RECORDED INFORMATION start
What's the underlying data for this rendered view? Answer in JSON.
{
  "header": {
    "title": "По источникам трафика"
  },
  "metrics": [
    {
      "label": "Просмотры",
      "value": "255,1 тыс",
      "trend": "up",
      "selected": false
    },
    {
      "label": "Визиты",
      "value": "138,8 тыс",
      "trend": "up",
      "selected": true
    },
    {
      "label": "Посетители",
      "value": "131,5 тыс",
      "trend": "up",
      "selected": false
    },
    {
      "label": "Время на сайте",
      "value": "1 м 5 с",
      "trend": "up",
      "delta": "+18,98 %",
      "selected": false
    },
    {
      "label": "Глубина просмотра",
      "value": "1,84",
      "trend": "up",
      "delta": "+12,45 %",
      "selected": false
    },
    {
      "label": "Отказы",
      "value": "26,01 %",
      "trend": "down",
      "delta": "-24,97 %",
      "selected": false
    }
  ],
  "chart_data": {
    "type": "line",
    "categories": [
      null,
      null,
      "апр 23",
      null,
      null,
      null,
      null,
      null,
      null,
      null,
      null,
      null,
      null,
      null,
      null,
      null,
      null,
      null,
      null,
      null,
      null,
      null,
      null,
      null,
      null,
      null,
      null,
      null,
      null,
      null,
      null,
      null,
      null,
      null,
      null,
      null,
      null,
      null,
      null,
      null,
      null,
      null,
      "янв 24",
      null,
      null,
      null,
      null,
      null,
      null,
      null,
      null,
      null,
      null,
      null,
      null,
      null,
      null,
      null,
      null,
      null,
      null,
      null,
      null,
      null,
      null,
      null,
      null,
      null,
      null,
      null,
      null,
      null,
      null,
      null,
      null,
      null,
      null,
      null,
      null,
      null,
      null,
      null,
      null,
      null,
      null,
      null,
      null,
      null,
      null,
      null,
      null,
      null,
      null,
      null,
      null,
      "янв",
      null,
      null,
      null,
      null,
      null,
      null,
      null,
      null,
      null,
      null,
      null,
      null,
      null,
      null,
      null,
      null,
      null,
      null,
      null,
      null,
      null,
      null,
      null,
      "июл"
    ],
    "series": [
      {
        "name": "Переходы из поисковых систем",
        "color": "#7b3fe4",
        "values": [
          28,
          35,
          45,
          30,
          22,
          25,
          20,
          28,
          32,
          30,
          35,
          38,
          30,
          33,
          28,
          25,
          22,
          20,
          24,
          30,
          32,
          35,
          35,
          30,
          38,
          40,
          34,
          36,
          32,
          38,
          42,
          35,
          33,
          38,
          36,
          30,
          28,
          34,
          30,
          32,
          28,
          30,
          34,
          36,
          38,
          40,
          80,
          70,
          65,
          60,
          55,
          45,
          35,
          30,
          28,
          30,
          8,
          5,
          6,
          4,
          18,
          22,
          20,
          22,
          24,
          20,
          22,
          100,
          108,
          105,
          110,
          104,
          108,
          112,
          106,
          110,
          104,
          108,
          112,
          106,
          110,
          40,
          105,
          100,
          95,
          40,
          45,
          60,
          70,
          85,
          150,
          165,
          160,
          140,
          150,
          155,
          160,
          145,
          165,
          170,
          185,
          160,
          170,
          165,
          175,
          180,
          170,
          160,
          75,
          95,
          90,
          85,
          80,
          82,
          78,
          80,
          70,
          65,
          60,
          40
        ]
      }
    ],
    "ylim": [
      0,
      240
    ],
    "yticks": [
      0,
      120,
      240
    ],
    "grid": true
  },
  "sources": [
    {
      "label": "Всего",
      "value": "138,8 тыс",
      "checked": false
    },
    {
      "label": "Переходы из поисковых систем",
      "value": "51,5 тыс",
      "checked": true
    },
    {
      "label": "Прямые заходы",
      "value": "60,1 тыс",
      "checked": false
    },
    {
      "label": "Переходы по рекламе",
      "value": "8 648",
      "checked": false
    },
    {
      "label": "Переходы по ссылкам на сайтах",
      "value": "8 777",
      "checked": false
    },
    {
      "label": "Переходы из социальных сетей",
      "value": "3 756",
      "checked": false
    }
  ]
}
RECORDED INFORMATION end
**GIVEN INSTRUCTION:**
Which lines contain "Переходы"? Copy each of them out.

**RESPONSE TO THIS EXERCISE:**
        "name": "Переходы из поисковых систем",
      "label": "Переходы из поисковых систем",
      "label": "Переходы по рекламе",
      "label": "Переходы по ссылкам на сайтах",
      "label": "Переходы из социальных сетей",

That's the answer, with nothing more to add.